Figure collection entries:
————————
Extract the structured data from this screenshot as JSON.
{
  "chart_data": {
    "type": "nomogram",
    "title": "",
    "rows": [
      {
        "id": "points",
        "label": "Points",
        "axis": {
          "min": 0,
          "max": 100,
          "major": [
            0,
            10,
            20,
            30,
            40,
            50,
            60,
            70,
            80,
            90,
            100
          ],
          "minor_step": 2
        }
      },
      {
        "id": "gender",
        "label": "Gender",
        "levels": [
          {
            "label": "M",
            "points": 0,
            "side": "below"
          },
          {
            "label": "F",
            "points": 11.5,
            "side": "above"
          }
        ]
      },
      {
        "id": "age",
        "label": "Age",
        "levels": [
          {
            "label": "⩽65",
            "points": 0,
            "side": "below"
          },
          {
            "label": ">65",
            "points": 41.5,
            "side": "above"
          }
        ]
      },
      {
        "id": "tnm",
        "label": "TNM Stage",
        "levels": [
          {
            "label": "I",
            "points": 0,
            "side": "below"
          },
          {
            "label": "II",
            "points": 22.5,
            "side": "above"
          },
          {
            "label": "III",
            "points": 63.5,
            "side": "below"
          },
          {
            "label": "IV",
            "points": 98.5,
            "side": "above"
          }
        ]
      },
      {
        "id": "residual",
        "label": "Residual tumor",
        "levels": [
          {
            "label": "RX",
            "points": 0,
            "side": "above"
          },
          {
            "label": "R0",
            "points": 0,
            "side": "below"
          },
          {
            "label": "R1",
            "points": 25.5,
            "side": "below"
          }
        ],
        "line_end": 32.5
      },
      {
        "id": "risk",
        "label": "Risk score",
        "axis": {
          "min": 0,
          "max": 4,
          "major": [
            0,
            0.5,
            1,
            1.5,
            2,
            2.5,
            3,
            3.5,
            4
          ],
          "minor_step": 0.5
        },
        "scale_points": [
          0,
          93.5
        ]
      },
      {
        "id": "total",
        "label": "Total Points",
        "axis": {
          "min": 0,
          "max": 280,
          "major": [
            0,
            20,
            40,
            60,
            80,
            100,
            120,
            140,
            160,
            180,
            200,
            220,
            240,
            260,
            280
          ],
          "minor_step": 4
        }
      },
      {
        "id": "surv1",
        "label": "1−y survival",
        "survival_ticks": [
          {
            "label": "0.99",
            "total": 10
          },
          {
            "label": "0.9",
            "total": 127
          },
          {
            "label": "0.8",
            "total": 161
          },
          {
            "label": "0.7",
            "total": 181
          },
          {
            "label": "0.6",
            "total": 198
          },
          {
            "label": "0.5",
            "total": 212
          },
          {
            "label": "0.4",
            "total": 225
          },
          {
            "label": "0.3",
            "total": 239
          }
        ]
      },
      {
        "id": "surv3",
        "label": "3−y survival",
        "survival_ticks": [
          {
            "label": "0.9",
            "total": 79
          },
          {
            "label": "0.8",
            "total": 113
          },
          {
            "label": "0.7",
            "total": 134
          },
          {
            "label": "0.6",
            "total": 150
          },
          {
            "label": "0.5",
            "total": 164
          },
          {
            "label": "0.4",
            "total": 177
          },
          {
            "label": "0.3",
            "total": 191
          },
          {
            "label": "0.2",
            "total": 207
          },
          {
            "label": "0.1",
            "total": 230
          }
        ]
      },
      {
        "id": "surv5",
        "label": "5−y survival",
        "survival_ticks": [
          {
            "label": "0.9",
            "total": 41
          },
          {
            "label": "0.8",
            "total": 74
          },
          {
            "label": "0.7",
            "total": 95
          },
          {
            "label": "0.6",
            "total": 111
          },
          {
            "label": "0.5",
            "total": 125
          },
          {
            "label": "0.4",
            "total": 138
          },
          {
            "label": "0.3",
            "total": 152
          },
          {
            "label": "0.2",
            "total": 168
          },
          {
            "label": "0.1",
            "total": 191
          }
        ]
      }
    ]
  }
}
————————
WHAT YOU ARE ASKED TO DO:
Copy out every record above exactly as written.

RESPONSE:
Extract the structured data from this screenshot as JSON.
{
  "chart_data": {
    "type": "nomogram",
    "title": "",
    "rows": [
      {
        "id": "points",
        "label": "Points",
        "axis": {
          "min": 0,
          "max": 100,
          "major": [
            0,
            10,
            20,
            30,
            40,
            50,
            60,
            70,
            80,
            90,
            100
          ],
          "minor_step": 2
        }
      },
      {
        "id": "gender",
        "label": "Gender",
        "levels": [
          {
            "label": "M",
            "points": 0,
            "side": "below"
          },
          {
            "label": "F",
            "points": 11.5,
            "side": "above"
          }
        ]
      },
      {
        "id": "age",
        "label": "Age",
        "levels": [
          {
            "label": "⩽65",
            "points": 0,
            "side": "below"
          },
          {
            "label": ">65",
            "points": 41.5,
            "side": "above"
          }
        ]
      },
      {
        "id": "tnm",
        "label": "TNM Stage",
        "levels": [
          {
            "label": "I",
            "points": 0,
            "side": "below"
          },
          {
            "label": "II",
            "points": 22.5,
            "side": "above"
          },
          {
            "label": "III",
            "points": 63.5,
            "side": "below"
          },
          {
            "label": "IV",
            "points": 98.5,
            "side": "above"
          }
        ]
      },
      {
        "id": "residual",
        "label": "Residual tumor",
        "levels": [
          {
            "label": "RX",
            "points": 0,
            "side": "above"
          },
          {
            "label": "R0",
            "points": 0,
            "side": "below"
          },
          {
            "label": "R1",
            "points": 25.5,
            "side": "below"
          }
        ],
        "line_end": 32.5
      },
      {
        "id": "risk",
        "label": "Risk score",
        "axis": {
          "min": 0,
          "max": 4,
          "major": [
            0,
            0.5,
            1,
            1.5,
            2,
            2.5,
            3,
            3.5,
            4
          ],
          "minor_step": 0.5
        },
        "scale_points": [
          0,
          93.5
        ]
      },
      {
        "id": "total",
        "label": "Total Points",
        "axis": {
          "min": 0,
          "max": 280,
          "major": [
            0,
            20,
            40,
            60,
            80,
            100,
            120,
            140,
            160,
            180,
            200,
            220,
            240,
            260,
            280
          ],
          "minor_step": 4
        }
      },
      {
        "id": "surv1",
        "label": "1−y survival",
        "survival_ticks": [
          {
            "label": "0.99",
            "total": 10
          },
          {
            "label": "0.9",
            "total": 127
          },
          {
            "label": "0.8",
            "total": 161
          },
          {
            "label": "0.7",
            "total": 181
          },
          {
            "label": "0.6",
            "total": 198
          },
          {
            "label": "0.5",
            "total": 212
          },
          {
            "label": "0.4",
            "total": 225
          },
          {
            "label": "0.3",
            "total": 239
          }
        ]
      },
      {
        "id": "surv3",
        "label": "3−y survival",
        "survival_ticks": [
          {
            "label": "0.9",
            "total": 79
          },
          {
            "label": "0.8",
            "total": 113
          },
          {
            "label": "0.7",
            "total": 134
          },
          {
            "label": "0.6",
            "total": 150
          },
          {
            "label": "0.5",
            "total": 164
          },
          {
            "label": "0.4",
            "total": 177
          },
          {
            "label": "0.3",
            "total": 191
          },
          {
            "label": "0.2",
            "total": 207
          },
          {
            "label": "0.1",
            "total": 230
          }
        ]
      },
      {
        "id": "surv5",
        "label": "5−y survival",
        "survival_ticks": [
          {
            "label": "0.9",
            "total": 41
          },
          {
            "label": "0.8",
            "total": 74
          },
          {
            "label": "0.7",
            "total": 95
          },
          {
            "label": "0.6",
            "total": 111
          },
          {
            "label": "0.5",
            "total": 125
          },
          {
            "label": "0.4",
            "total": 138
          },
          {
            "label": "0.3",
            "total": 152
          },
          {
            "label": "0.2",
            "total": 168
          },
          {
            "label": "0.1",
            "total": 191
          }
        ]
      }
    ]
  }
}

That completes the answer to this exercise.